Exercise brief. Return a copy of every line in the records that includes the word "right".

Listed records.
- - -

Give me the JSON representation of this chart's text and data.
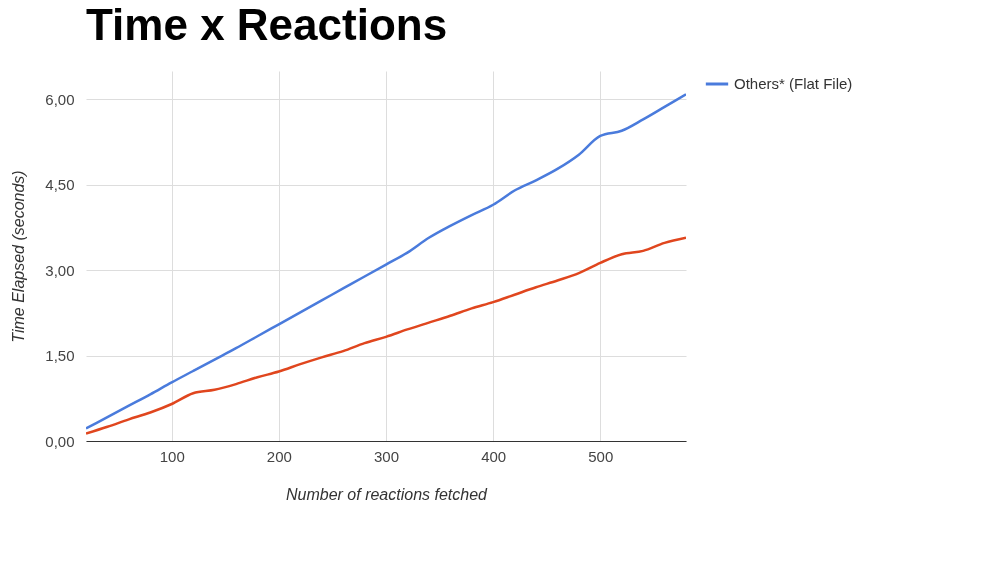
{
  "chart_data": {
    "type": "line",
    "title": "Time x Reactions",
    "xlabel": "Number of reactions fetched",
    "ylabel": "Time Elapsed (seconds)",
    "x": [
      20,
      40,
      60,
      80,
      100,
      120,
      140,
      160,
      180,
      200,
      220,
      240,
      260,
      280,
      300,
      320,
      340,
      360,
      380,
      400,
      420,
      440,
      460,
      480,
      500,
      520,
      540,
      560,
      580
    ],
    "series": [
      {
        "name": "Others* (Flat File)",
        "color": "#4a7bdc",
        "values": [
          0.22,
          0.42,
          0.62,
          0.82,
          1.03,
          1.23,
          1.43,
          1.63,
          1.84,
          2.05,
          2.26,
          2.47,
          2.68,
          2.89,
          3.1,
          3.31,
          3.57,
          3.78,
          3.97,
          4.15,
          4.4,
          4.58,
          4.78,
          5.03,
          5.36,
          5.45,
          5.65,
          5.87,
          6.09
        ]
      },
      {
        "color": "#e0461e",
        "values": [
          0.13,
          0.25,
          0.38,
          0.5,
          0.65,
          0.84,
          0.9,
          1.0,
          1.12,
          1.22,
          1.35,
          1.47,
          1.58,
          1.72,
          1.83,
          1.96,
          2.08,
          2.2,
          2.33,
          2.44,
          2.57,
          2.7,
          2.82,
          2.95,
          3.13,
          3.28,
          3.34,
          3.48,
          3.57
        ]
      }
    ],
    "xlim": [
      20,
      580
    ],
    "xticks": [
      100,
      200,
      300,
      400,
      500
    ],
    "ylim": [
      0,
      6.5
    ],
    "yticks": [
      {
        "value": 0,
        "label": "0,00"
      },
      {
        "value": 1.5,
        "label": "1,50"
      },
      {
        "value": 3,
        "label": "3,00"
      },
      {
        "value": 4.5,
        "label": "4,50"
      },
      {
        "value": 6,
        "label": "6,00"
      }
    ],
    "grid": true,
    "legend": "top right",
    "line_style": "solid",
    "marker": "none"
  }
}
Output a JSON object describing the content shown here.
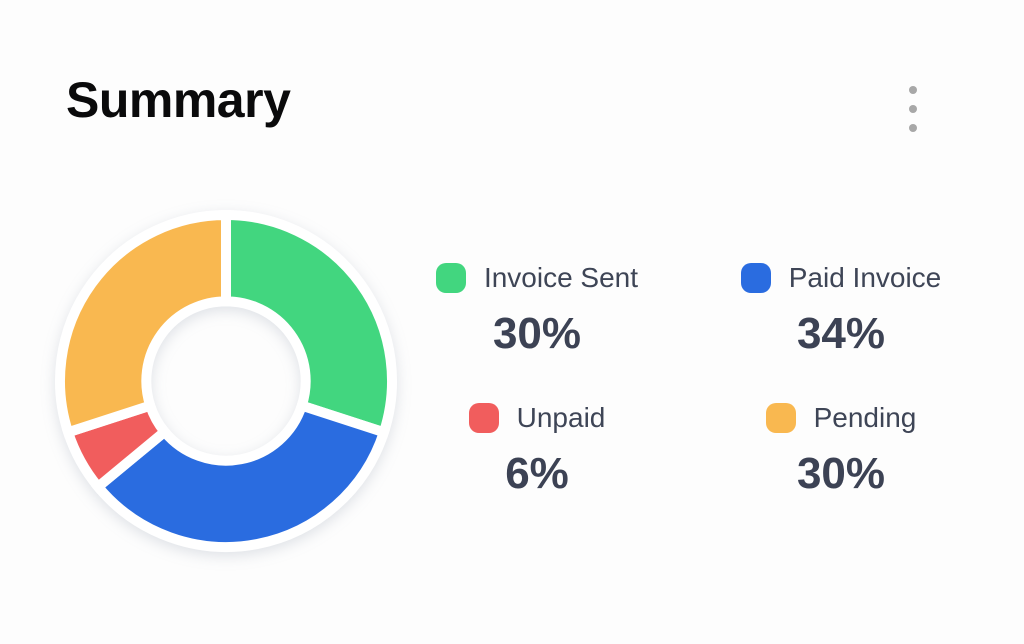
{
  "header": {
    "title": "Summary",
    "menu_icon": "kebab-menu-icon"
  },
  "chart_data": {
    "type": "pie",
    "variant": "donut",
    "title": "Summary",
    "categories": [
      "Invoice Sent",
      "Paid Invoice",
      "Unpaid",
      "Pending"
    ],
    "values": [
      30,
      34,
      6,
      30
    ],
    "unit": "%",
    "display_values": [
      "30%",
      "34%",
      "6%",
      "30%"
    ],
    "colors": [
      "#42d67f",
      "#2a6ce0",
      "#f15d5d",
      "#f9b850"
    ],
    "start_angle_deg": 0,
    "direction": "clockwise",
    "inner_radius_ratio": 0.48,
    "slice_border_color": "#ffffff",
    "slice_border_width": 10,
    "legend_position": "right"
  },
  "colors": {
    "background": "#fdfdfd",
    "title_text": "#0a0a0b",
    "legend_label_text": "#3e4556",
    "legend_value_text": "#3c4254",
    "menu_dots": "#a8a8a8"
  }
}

- - -

Written solution.
    "legend": "top right",
    "legend_position": "right"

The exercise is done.